As a consistency test, note that in the case of equal interactions (R → 0), one has y₀ → x₁ x₂ and ${\bar{\psi }}_{0}\to -{x}_{1}\enspace \mathrm{ln}\enspace {x}_{1}-{x}_{2}\enspace \mathrm{ln}\enspace {x}_{2}$, so that ${{\Xi}}_{{N}_{1},{N}_{2}}\to {({x}_{1}^{{N}_{1}}{x}_{2}^{{N}_{2}}\sqrt{2\pi N{x}_{1}{x}_{2}})}^{-1}$. The latter expression is not but the Stirling approximation of $\left(\genfrac{}{}{0pt}{}{N}{{N}_{1}}\right)$, as it should be.

Thus, from equation (2.18b) we obtain

$$\begin{equation}\beta {g}_{N}^{\text{ex}}\approx \beta {g}_{\text{TL}}^{\text{ex}}+{N}^{-1}\enspace \mathrm{ln}\left[\gamma {{\Omega}}_{11}\sqrt{(2-{y}_{0}/{x}_{1}{x}_{2}){y}_{0}/{x}_{1}{x}_{2}}\right],\end{equation} \tag{ 2.24 }$$

where

$$\begin{equation}\beta {g}_{\text{TL}}^{\text{ex}}=-\mathrm{ln}(\gamma {{\Omega}}_{11})-{\bar{\psi }}_{0}-{x}_{1}\enspace \mathrm{ln}\enspace {x}_{1}-{x}_{2}\enspace \mathrm{ln}\enspace {x}_{2}\end{equation} \tag{ 2.25 }$$

and we have taken into account that ${N}^{-1}\enspace \mathrm{ln}\left(\genfrac{}{}{0pt}{}{N}{{N}_{1}}\right)\approx -{x}_{1}\enspace \mathrm{ln}\enspace {x}_{1}-{x}_{2}\enspace \mathrm{ln}\enspace {x}_{2}-{N}^{-1}\enspace \mathrm{ln}\sqrt{2\pi N{x}_{1}{x}_{2}}$. Obviously, ${g}_{\text{TL}}^{\text{ex}}$ is the excess Gibbs free energy per particle in the TL. That quantity was evaluated by a completely independent route in [35] with the result

$$\begin{equation}\beta {g}_{\text{TL}}^{\text{ex}}=-\mathrm{ln}(\gamma {{\Omega}}_{11})-\mathrm{ln}\frac{1+\sqrt{1-4{x}_{1}{x}_{2}R}}{2\sqrt{1-R}}+\vert {x}_{1}-{x}_{2}\vert \enspace \mathrm{ln}\frac{\vert {x}_{1}-{x}_{2}\vert +\sqrt{1-4{x}_{1}{x}_{2}R}}{(\vert {x}_{1}-{x}_{2}\vert +1)\sqrt{1-R}}.\end{equation} \tag{ 2.26 }$$

Taking into account the identity (see appendix B for a proof)

TASKS TO PERFORM =>
[A] List every equation number that appears in the passage on excess Gibbs free energy, whether cited in the prose or attached to a displayed equation.
[B] Retype the passage on excess Gibbs free energy from "As a consistency" to "it should be.".
The lines that follow are taken from a separate source and are unrelated to the passage on excess Gibbs free energy.

RECORDS PROVIDED =>
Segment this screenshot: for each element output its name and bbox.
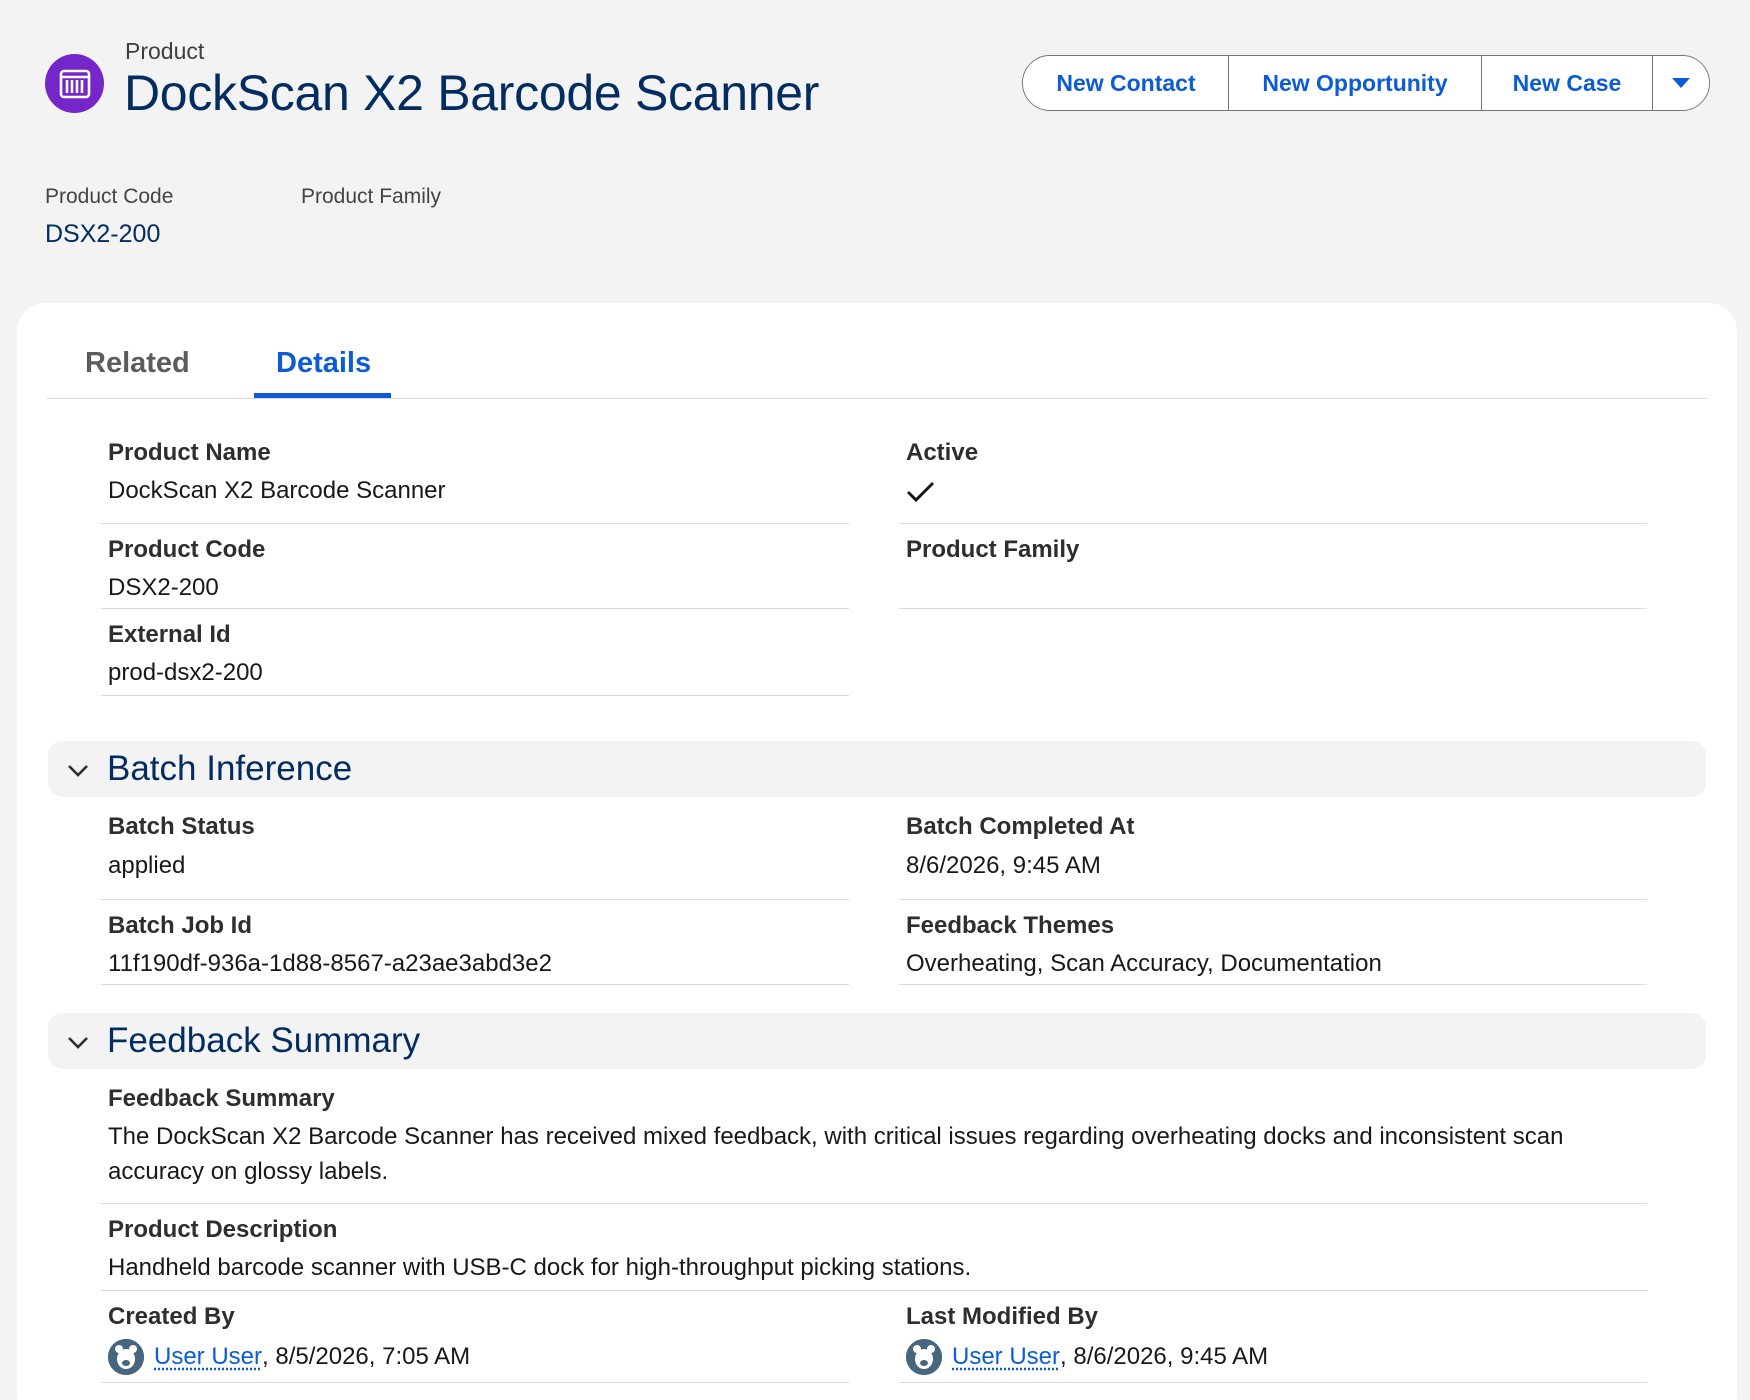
record-detail-card: Related Details Product Name DockScan X2…: [17, 303, 1737, 1400]
new-case-button[interactable]: New Case: [1482, 56, 1653, 110]
field-label: Last Modified By: [906, 1303, 1098, 1331]
new-contact-button[interactable]: New Contact: [1023, 56, 1229, 110]
field-product-description: Product Description Handheld barcode sca…: [101, 1204, 1647, 1291]
field-last-modified-by: Last Modified By User User , 8/6/2026, 9…: [899, 1291, 1647, 1383]
highlight-product-family: Product Family: [301, 185, 441, 220]
field-label: Batch Job Id: [108, 912, 252, 940]
created-by-user-link[interactable]: User User: [154, 1343, 262, 1371]
field-product-name: Product Name DockScan X2 Barcode Scanner: [101, 436, 849, 524]
created-date: , 8/5/2026, 7:05 AM: [262, 1343, 470, 1371]
active-tab-indicator: [254, 393, 391, 398]
last-modified-date: , 8/6/2026, 9:45 AM: [1060, 1343, 1268, 1371]
checkmark-icon: [906, 480, 936, 511]
field-product-family: Product Family: [899, 524, 1647, 609]
field-batch-completed-at: Batch Completed At 8/6/2026, 9:45 AM: [899, 808, 1647, 900]
field-label: Batch Completed At: [906, 813, 1134, 841]
tab-bar: Related Details: [47, 303, 1707, 399]
action-button-group: New Contact New Opportunity New Case: [1022, 55, 1710, 111]
highlight-value: DSX2-200: [45, 220, 173, 249]
field-label: Batch Status: [108, 813, 255, 841]
field-batch-status: Batch Status applied: [101, 808, 849, 900]
field-label: Feedback Themes: [906, 912, 1114, 940]
product-icon: [45, 54, 104, 113]
field-label: Product Name: [108, 439, 271, 467]
field-active: Active: [899, 436, 1647, 524]
user-reference: User User , 8/5/2026, 7:05 AM: [108, 1339, 470, 1375]
chevron-down-icon: [1671, 76, 1691, 90]
chevron-down-icon: [66, 1030, 90, 1054]
field-value: 11f190df-936a-1d88-8567-a23ae3abd3e2: [108, 950, 552, 978]
field-value: 8/6/2026, 9:45 AM: [906, 852, 1101, 880]
tab-related[interactable]: Related: [85, 347, 190, 380]
object-type-label: Product: [125, 38, 204, 65]
user-reference: User User , 8/6/2026, 9:45 AM: [906, 1339, 1268, 1375]
field-product-code: Product Code DSX2-200: [101, 524, 849, 609]
chevron-down-icon: [66, 758, 90, 782]
field-value: DockScan X2 Barcode Scanner: [108, 477, 446, 505]
user-avatar-icon: [906, 1339, 942, 1375]
field-value: Handheld barcode scanner with USB-C dock…: [108, 1254, 971, 1282]
highlight-product-code: Product Code DSX2-200: [45, 185, 173, 249]
field-batch-job-id: Batch Job Id 11f190df-936a-1d88-8567-a23…: [101, 900, 849, 985]
new-opportunity-button[interactable]: New Opportunity: [1229, 56, 1482, 110]
field-value: applied: [108, 852, 185, 880]
field-value: prod-dsx2-200: [108, 659, 263, 687]
field-label: Product Family: [906, 536, 1079, 564]
field-label: Feedback Summary: [108, 1085, 335, 1113]
field-label: Product Description: [108, 1216, 337, 1244]
highlight-label: Product Code: [45, 185, 173, 209]
field-feedback-themes: Feedback Themes Overheating, Scan Accura…: [899, 900, 1647, 985]
field-value: DSX2-200: [108, 574, 219, 602]
section-title: Batch Inference: [107, 749, 352, 789]
section-header-batch-inference[interactable]: Batch Inference: [48, 741, 1706, 797]
highlight-label: Product Family: [301, 185, 441, 209]
field-label: Product Code: [108, 536, 265, 564]
field-feedback-summary: Feedback Summary The DockScan X2 Barcode…: [101, 1080, 1647, 1204]
field-created-by: Created By User User , 8/5/2026, 7:05 AM: [101, 1291, 849, 1383]
section-header-feedback-summary[interactable]: Feedback Summary: [48, 1013, 1706, 1069]
field-label: Active: [906, 439, 978, 467]
user-avatar-icon: [108, 1339, 144, 1375]
field-label: External Id: [108, 621, 231, 649]
more-actions-button[interactable]: [1653, 56, 1709, 110]
field-label: Created By: [108, 1303, 235, 1331]
field-value: The DockScan X2 Barcode Scanner has rece…: [108, 1119, 1608, 1189]
page-title: DockScan X2 Barcode Scanner: [124, 64, 819, 122]
record-header: Product DockScan X2 Barcode Scanner New …: [0, 0, 1750, 300]
section-title: Feedback Summary: [107, 1021, 420, 1061]
tab-details[interactable]: Details: [276, 347, 371, 380]
last-modified-user-link[interactable]: User User: [952, 1343, 1060, 1371]
field-value: Overheating, Scan Accuracy, Documentatio…: [906, 950, 1382, 978]
field-external-id: External Id prod-dsx2-200: [101, 609, 849, 696]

FINAL RESULTS =>
[A] 2.18b, 2.24, 2.25, 2.26

[B]
As a consistency test, note that in the case of equal interactions (R → 0), one has y₀ → x₁ x₂ and ${\bar{\psi }}_{0}\to -{x}_{1}\enspace \mathrm{ln}\enspace {x}_{1}-{x}_{2}\enspace \mathrm{ln}\enspace {x}_{2}$, so that ${{\Xi}}_{{N}_{1},{N}_{2}}\to {({x}_{1}^{{N}_{1}}{x}_{2}^{{N}_{2}}\sqrt{2\pi N{x}_{1}{x}_{2}})}^{-1}$. The latter expression is not but the Stirling approximation of $\left(\genfrac{}{}{0pt}{}{N}{{N}_{1}}\right)$, as it should be.